-------- Task input --------

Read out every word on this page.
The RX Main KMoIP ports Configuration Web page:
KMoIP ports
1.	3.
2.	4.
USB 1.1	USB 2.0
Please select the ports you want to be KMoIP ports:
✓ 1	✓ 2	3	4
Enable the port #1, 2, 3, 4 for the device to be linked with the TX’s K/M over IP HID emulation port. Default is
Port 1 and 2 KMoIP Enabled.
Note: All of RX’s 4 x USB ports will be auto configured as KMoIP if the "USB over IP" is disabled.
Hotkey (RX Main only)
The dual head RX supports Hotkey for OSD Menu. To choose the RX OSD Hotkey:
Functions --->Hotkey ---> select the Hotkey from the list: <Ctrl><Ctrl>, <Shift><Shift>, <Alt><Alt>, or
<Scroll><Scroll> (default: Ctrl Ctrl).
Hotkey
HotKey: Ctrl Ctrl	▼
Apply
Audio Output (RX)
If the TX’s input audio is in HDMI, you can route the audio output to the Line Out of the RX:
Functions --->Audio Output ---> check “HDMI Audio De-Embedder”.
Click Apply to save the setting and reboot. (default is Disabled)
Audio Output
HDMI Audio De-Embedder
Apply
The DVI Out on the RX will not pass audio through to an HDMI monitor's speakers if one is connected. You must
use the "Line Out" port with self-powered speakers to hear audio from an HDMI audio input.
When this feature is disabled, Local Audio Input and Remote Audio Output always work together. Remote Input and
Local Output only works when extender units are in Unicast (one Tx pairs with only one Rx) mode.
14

--------

Task prompt ->
Pull out every line above that holds the word "Ctrl".

Response to this exercise ->
Functions --->Hotkey ---> select the Hotkey from the list: <Ctrl><Ctrl>, <Shift><Shift>, <Alt><Alt>, or
<Scroll><Scroll> (default: Ctrl Ctrl).
HotKey: Ctrl Ctrl	▼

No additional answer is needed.